[Start RECORDS SHOWN]

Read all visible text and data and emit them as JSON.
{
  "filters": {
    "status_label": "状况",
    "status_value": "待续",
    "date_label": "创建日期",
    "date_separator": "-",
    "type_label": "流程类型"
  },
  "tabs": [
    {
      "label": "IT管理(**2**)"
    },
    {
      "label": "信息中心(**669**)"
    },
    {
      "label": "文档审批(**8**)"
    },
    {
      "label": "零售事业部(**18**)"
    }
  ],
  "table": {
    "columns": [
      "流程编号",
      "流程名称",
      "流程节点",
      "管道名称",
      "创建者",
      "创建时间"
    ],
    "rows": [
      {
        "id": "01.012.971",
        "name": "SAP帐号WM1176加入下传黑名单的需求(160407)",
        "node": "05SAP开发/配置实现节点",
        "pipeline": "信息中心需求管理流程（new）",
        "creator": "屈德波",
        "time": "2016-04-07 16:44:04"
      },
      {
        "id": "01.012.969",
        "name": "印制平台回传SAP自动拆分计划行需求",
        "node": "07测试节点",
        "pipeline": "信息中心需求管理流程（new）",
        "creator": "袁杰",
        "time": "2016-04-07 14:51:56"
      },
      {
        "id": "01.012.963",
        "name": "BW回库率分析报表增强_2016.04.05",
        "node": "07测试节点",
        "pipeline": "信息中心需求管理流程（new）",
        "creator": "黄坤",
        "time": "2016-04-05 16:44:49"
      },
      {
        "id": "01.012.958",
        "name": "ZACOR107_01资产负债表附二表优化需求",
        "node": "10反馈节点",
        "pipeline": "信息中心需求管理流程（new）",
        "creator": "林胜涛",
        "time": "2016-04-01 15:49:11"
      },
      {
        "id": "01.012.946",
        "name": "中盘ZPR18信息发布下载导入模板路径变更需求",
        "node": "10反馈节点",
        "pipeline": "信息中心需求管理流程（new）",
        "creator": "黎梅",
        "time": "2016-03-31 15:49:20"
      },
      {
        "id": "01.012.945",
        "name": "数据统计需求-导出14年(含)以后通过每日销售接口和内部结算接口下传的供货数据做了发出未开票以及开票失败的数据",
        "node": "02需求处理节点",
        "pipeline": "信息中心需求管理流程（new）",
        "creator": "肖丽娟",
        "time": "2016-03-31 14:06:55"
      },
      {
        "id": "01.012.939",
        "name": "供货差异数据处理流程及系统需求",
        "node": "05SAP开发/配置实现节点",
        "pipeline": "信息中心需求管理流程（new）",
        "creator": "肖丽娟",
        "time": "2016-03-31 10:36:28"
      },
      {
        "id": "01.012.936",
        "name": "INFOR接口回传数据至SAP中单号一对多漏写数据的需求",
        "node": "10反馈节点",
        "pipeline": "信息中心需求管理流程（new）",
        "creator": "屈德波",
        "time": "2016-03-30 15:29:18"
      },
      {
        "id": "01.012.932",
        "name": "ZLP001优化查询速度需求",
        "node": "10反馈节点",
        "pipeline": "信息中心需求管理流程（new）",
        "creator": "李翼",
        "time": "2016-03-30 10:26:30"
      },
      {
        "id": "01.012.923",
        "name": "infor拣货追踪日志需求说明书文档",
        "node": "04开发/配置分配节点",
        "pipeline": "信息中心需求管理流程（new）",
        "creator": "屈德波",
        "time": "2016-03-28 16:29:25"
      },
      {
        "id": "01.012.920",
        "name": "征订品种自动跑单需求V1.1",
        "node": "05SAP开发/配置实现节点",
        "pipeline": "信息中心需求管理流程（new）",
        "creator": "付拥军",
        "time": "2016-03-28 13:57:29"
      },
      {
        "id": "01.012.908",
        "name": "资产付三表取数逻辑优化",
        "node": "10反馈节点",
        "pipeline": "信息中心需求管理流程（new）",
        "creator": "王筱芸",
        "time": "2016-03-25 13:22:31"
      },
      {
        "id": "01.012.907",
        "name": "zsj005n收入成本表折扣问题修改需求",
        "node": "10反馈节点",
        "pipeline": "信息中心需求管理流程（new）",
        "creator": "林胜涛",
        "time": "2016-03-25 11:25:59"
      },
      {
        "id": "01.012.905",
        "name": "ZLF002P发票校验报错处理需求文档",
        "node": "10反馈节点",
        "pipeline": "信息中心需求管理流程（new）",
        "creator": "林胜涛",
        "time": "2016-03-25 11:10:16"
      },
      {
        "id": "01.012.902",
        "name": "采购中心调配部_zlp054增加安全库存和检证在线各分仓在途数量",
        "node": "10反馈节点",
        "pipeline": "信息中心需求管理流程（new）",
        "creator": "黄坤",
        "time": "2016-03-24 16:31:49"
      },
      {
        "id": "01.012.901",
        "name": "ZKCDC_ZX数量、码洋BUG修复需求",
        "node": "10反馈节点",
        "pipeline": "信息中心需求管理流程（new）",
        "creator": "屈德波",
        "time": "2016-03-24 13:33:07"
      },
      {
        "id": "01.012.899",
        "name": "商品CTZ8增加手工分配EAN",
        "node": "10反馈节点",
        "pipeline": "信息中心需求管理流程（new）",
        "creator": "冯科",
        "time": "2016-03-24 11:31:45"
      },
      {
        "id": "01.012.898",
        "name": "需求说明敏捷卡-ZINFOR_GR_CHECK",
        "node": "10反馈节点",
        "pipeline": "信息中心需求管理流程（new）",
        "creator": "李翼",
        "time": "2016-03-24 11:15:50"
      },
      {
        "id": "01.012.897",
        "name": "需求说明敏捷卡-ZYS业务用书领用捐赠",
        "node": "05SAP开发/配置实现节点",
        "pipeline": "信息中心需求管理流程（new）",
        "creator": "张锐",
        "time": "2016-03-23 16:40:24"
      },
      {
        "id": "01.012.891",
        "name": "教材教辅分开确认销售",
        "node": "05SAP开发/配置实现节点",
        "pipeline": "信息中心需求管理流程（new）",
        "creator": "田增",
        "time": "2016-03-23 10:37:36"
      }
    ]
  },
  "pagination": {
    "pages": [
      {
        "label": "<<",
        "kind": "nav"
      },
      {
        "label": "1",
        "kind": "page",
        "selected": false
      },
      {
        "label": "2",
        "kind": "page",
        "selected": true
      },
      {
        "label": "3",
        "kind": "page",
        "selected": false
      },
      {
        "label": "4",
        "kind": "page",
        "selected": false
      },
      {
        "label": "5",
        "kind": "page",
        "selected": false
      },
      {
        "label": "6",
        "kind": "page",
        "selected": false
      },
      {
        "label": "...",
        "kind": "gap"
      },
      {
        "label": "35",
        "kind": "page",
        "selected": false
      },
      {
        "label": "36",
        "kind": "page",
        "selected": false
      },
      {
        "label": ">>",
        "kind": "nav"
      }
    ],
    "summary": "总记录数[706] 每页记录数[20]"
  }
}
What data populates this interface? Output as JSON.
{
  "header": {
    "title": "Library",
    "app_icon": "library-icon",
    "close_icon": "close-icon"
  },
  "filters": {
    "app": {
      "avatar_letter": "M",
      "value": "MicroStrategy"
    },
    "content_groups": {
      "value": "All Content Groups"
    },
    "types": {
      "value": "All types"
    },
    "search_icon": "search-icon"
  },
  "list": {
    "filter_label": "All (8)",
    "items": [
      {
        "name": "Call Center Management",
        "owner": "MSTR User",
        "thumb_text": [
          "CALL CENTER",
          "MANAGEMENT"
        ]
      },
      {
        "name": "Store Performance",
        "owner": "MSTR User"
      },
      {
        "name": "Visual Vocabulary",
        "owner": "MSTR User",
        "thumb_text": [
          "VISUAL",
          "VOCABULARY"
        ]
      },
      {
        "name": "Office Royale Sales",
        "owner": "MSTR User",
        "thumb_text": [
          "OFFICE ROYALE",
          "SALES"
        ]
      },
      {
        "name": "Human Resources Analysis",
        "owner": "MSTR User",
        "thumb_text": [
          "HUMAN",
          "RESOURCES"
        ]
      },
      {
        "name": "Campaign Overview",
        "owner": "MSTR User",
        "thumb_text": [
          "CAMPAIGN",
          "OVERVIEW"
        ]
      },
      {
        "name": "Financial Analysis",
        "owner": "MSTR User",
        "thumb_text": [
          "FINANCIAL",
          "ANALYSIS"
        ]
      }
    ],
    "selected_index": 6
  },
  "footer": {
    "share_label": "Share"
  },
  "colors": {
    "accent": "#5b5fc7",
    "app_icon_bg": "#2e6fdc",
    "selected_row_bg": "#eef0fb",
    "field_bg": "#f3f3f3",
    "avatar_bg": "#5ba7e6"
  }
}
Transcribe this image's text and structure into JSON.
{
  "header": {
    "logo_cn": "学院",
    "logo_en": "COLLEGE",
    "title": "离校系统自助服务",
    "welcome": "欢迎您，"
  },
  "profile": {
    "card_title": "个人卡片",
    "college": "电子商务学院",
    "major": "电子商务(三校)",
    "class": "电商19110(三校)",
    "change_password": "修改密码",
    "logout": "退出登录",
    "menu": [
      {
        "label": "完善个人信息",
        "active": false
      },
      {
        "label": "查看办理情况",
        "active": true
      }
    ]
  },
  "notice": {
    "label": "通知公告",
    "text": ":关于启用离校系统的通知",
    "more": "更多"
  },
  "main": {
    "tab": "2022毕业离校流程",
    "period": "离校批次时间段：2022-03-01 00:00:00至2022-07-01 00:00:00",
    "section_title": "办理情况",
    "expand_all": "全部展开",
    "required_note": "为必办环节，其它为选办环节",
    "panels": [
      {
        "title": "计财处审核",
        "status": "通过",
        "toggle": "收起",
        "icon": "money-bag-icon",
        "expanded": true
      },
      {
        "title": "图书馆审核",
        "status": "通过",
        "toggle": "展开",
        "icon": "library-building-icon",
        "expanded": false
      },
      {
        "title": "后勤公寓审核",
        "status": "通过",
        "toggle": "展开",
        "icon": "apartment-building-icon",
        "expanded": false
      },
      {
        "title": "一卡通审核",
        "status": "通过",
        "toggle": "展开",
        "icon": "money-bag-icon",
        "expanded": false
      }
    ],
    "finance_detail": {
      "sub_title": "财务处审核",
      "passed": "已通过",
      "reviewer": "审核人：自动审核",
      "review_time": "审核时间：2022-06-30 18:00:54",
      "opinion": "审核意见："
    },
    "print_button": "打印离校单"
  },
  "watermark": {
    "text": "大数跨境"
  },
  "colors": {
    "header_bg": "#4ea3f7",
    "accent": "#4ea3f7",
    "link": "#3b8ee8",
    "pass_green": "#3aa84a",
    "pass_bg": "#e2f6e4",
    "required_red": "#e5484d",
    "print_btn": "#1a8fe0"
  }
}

[End RECORDS SHOWN]

GIVEN PROBLEM: Gather all lines of the records that include the word "true".

THE RESPONSE:
        "selected": true
        "active": true
        "expanded": true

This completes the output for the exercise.